## Start Dataset content

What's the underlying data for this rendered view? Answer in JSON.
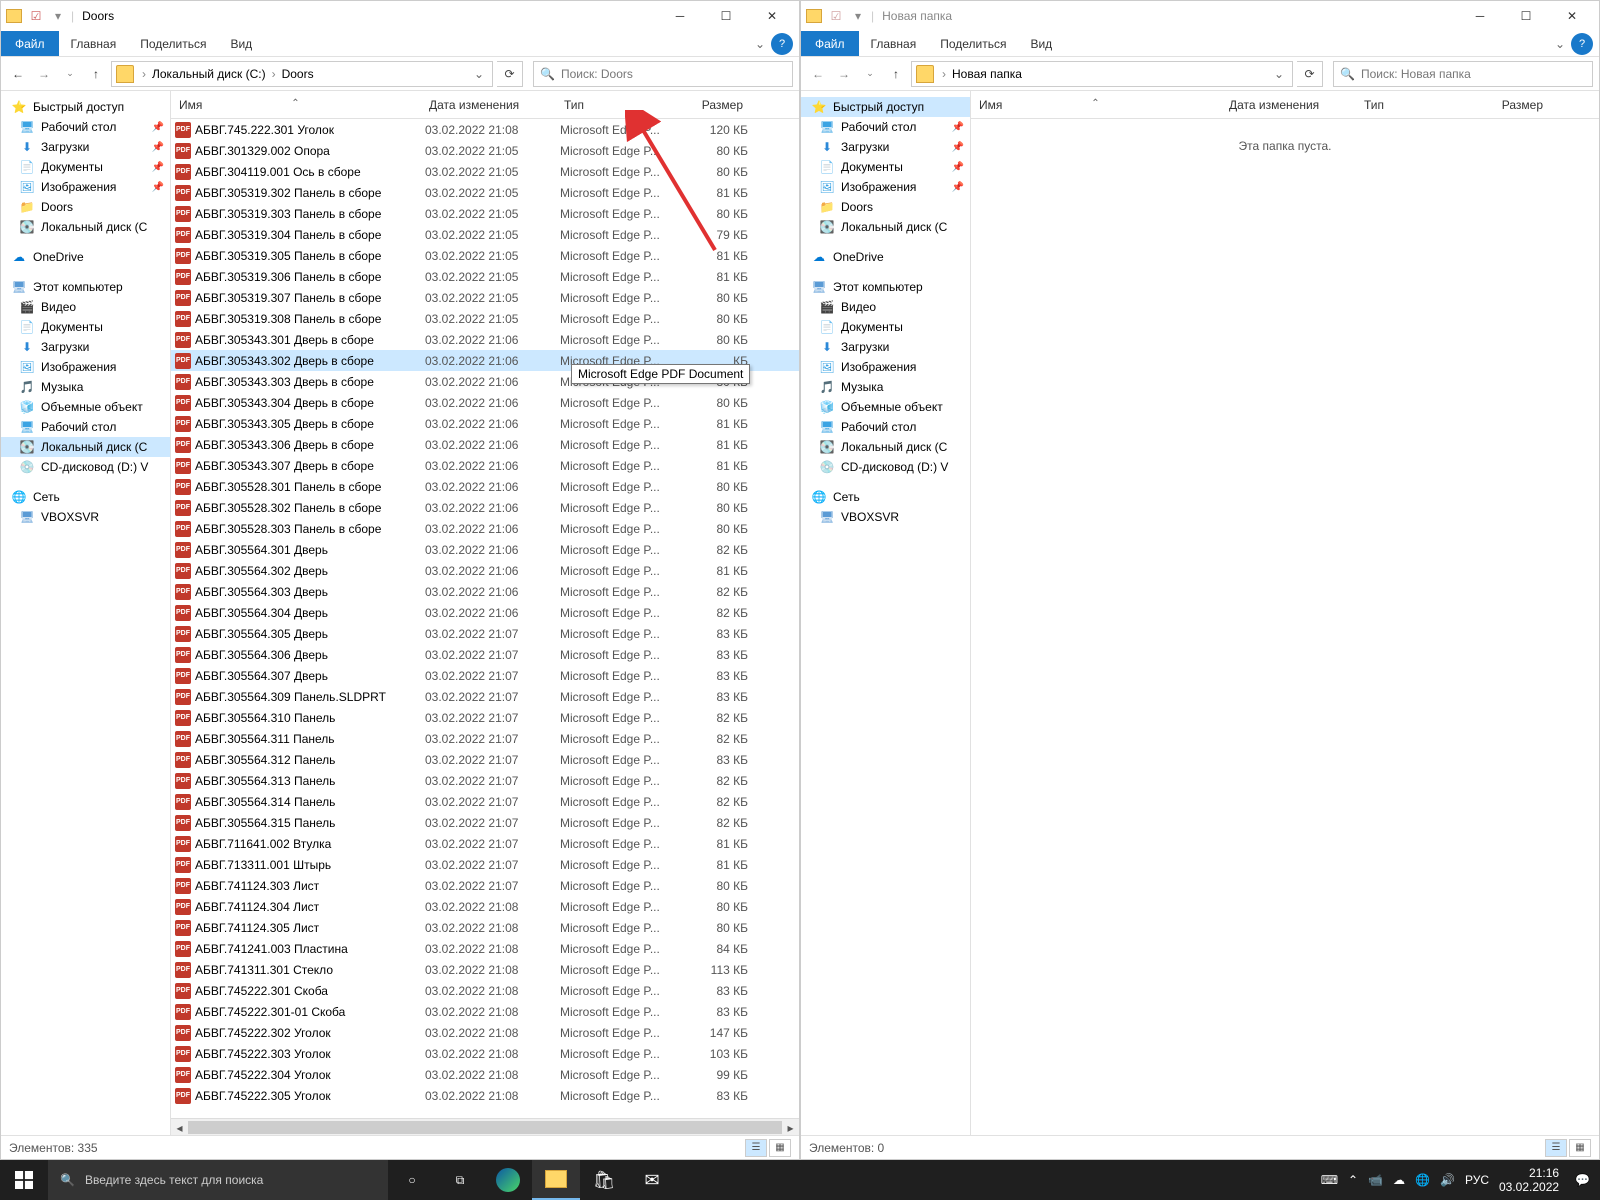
{
  "left_window": {
    "title": "Doors",
    "ribbon": {
      "file": "Файл",
      "home": "Главная",
      "share": "Поделиться",
      "view": "Вид"
    },
    "path": {
      "disk": "Локальный диск (C:)",
      "folder": "Doors"
    },
    "search_placeholder": "Поиск: Doors",
    "columns": {
      "name": "Имя",
      "date": "Дата изменения",
      "type": "Тип",
      "size": "Размер"
    },
    "tooltip_text": "Microsoft Edge PDF Document",
    "status": "Элементов: 335",
    "files": [
      {
        "name": "АБВГ.745.222.301 Уголок",
        "date": "03.02.2022 21:08",
        "type": "Microsoft Edge P...",
        "size": "120 КБ"
      },
      {
        "name": "АБВГ.301329.002 Опора",
        "date": "03.02.2022 21:05",
        "type": "Microsoft Edge P...",
        "size": "80 КБ"
      },
      {
        "name": "АБВГ.304119.001 Ось в сборе",
        "date": "03.02.2022 21:05",
        "type": "Microsoft Edge P...",
        "size": "80 КБ"
      },
      {
        "name": "АБВГ.305319.302 Панель в сборе",
        "date": "03.02.2022 21:05",
        "type": "Microsoft Edge P...",
        "size": "81 КБ"
      },
      {
        "name": "АБВГ.305319.303 Панель в сборе",
        "date": "03.02.2022 21:05",
        "type": "Microsoft Edge P...",
        "size": "80 КБ"
      },
      {
        "name": "АБВГ.305319.304 Панель в сборе",
        "date": "03.02.2022 21:05",
        "type": "Microsoft Edge P...",
        "size": "79 КБ"
      },
      {
        "name": "АБВГ.305319.305 Панель в сборе",
        "date": "03.02.2022 21:05",
        "type": "Microsoft Edge P...",
        "size": "81 КБ"
      },
      {
        "name": "АБВГ.305319.306 Панель в сборе",
        "date": "03.02.2022 21:05",
        "type": "Microsoft Edge P...",
        "size": "81 КБ"
      },
      {
        "name": "АБВГ.305319.307 Панель в сборе",
        "date": "03.02.2022 21:05",
        "type": "Microsoft Edge P...",
        "size": "80 КБ"
      },
      {
        "name": "АБВГ.305319.308 Панель в сборе",
        "date": "03.02.2022 21:05",
        "type": "Microsoft Edge P...",
        "size": "80 КБ"
      },
      {
        "name": "АБВГ.305343.301 Дверь в сборе",
        "date": "03.02.2022 21:06",
        "type": "Microsoft Edge P...",
        "size": "80 КБ"
      },
      {
        "name": "АБВГ.305343.302 Дверь в сборе",
        "date": "03.02.2022 21:06",
        "type": "Microsoft Edge P...",
        "size": "КБ",
        "selected": true
      },
      {
        "name": "АБВГ.305343.303 Дверь в сборе",
        "date": "03.02.2022 21:06",
        "type": "Microsoft Edge P...",
        "size": "80 КБ"
      },
      {
        "name": "АБВГ.305343.304 Дверь в сборе",
        "date": "03.02.2022 21:06",
        "type": "Microsoft Edge P...",
        "size": "80 КБ"
      },
      {
        "name": "АБВГ.305343.305 Дверь в сборе",
        "date": "03.02.2022 21:06",
        "type": "Microsoft Edge P...",
        "size": "81 КБ"
      },
      {
        "name": "АБВГ.305343.306 Дверь в сборе",
        "date": "03.02.2022 21:06",
        "type": "Microsoft Edge P...",
        "size": "81 КБ"
      },
      {
        "name": "АБВГ.305343.307 Дверь в сборе",
        "date": "03.02.2022 21:06",
        "type": "Microsoft Edge P...",
        "size": "81 КБ"
      },
      {
        "name": "АБВГ.305528.301 Панель в сборе",
        "date": "03.02.2022 21:06",
        "type": "Microsoft Edge P...",
        "size": "80 КБ"
      },
      {
        "name": "АБВГ.305528.302 Панель в сборе",
        "date": "03.02.2022 21:06",
        "type": "Microsoft Edge P...",
        "size": "80 КБ"
      },
      {
        "name": "АБВГ.305528.303 Панель в сборе",
        "date": "03.02.2022 21:06",
        "type": "Microsoft Edge P...",
        "size": "80 КБ"
      },
      {
        "name": "АБВГ.305564.301 Дверь",
        "date": "03.02.2022 21:06",
        "type": "Microsoft Edge P...",
        "size": "82 КБ"
      },
      {
        "name": "АБВГ.305564.302 Дверь",
        "date": "03.02.2022 21:06",
        "type": "Microsoft Edge P...",
        "size": "81 КБ"
      },
      {
        "name": "АБВГ.305564.303 Дверь",
        "date": "03.02.2022 21:06",
        "type": "Microsoft Edge P...",
        "size": "82 КБ"
      },
      {
        "name": "АБВГ.305564.304 Дверь",
        "date": "03.02.2022 21:06",
        "type": "Microsoft Edge P...",
        "size": "82 КБ"
      },
      {
        "name": "АБВГ.305564.305 Дверь",
        "date": "03.02.2022 21:07",
        "type": "Microsoft Edge P...",
        "size": "83 КБ"
      },
      {
        "name": "АБВГ.305564.306 Дверь",
        "date": "03.02.2022 21:07",
        "type": "Microsoft Edge P...",
        "size": "83 КБ"
      },
      {
        "name": "АБВГ.305564.307 Дверь",
        "date": "03.02.2022 21:07",
        "type": "Microsoft Edge P...",
        "size": "83 КБ"
      },
      {
        "name": "АБВГ.305564.309 Панель.SLDPRT",
        "date": "03.02.2022 21:07",
        "type": "Microsoft Edge P...",
        "size": "83 КБ"
      },
      {
        "name": "АБВГ.305564.310 Панель",
        "date": "03.02.2022 21:07",
        "type": "Microsoft Edge P...",
        "size": "82 КБ"
      },
      {
        "name": "АБВГ.305564.311 Панель",
        "date": "03.02.2022 21:07",
        "type": "Microsoft Edge P...",
        "size": "82 КБ"
      },
      {
        "name": "АБВГ.305564.312 Панель",
        "date": "03.02.2022 21:07",
        "type": "Microsoft Edge P...",
        "size": "83 КБ"
      },
      {
        "name": "АБВГ.305564.313 Панель",
        "date": "03.02.2022 21:07",
        "type": "Microsoft Edge P...",
        "size": "82 КБ"
      },
      {
        "name": "АБВГ.305564.314 Панель",
        "date": "03.02.2022 21:07",
        "type": "Microsoft Edge P...",
        "size": "82 КБ"
      },
      {
        "name": "АБВГ.305564.315 Панель",
        "date": "03.02.2022 21:07",
        "type": "Microsoft Edge P...",
        "size": "82 КБ"
      },
      {
        "name": "АБВГ.711641.002 Втулка",
        "date": "03.02.2022 21:07",
        "type": "Microsoft Edge P...",
        "size": "81 КБ"
      },
      {
        "name": "АБВГ.713311.001 Штырь",
        "date": "03.02.2022 21:07",
        "type": "Microsoft Edge P...",
        "size": "81 КБ"
      },
      {
        "name": "АБВГ.741124.303 Лист",
        "date": "03.02.2022 21:07",
        "type": "Microsoft Edge P...",
        "size": "80 КБ"
      },
      {
        "name": "АБВГ.741124.304 Лист",
        "date": "03.02.2022 21:08",
        "type": "Microsoft Edge P...",
        "size": "80 КБ"
      },
      {
        "name": "АБВГ.741124.305 Лист",
        "date": "03.02.2022 21:08",
        "type": "Microsoft Edge P...",
        "size": "80 КБ"
      },
      {
        "name": "АБВГ.741241.003 Пластина",
        "date": "03.02.2022 21:08",
        "type": "Microsoft Edge P...",
        "size": "84 КБ"
      },
      {
        "name": "АБВГ.741311.301 Стекло",
        "date": "03.02.2022 21:08",
        "type": "Microsoft Edge P...",
        "size": "113 КБ"
      },
      {
        "name": "АБВГ.745222.301 Скоба",
        "date": "03.02.2022 21:08",
        "type": "Microsoft Edge P...",
        "size": "83 КБ"
      },
      {
        "name": "АБВГ.745222.301-01 Скоба",
        "date": "03.02.2022 21:08",
        "type": "Microsoft Edge P...",
        "size": "83 КБ"
      },
      {
        "name": "АБВГ.745222.302 Уголок",
        "date": "03.02.2022 21:08",
        "type": "Microsoft Edge P...",
        "size": "147 КБ"
      },
      {
        "name": "АБВГ.745222.303 Уголок",
        "date": "03.02.2022 21:08",
        "type": "Microsoft Edge P...",
        "size": "103 КБ"
      },
      {
        "name": "АБВГ.745222.304 Уголок",
        "date": "03.02.2022 21:08",
        "type": "Microsoft Edge P...",
        "size": "99 КБ"
      },
      {
        "name": "АБВГ.745222.305 Уголок",
        "date": "03.02.2022 21:08",
        "type": "Microsoft Edge P...",
        "size": "83 КБ"
      }
    ]
  },
  "right_window": {
    "title": "Новая папка",
    "ribbon": {
      "file": "Файл",
      "home": "Главная",
      "share": "Поделиться",
      "view": "Вид"
    },
    "path": {
      "folder": "Новая папка"
    },
    "search_placeholder": "Поиск: Новая папка",
    "columns": {
      "name": "Имя",
      "date": "Дата изменения",
      "type": "Тип",
      "size": "Размер"
    },
    "empty": "Эта папка пуста.",
    "status": "Элементов: 0"
  },
  "nav": {
    "quick": "Быстрый доступ",
    "desktop": "Рабочий стол",
    "downloads": "Загрузки",
    "documents": "Документы",
    "pictures": "Изображения",
    "doors": "Doors",
    "local_disk": "Локальный диск (C",
    "onedrive": "OneDrive",
    "this_pc": "Этот компьютер",
    "video": "Видео",
    "music": "Музыка",
    "volumes": "Объемные объект",
    "cd_drive": "CD-дисковод (D:) V",
    "network": "Сеть",
    "vboxsvr": "VBOXSVR"
  },
  "taskbar": {
    "search": "Введите здесь текст для поиска",
    "time": "21:16",
    "date": "03.02.2022",
    "lang": "РУС"
  }
}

## End Dataset content

Written request:
From the entries above, copy each line holding "status".

Problem solution:
    "status": "Элементов: 335",
    "status": "Элементов: 0"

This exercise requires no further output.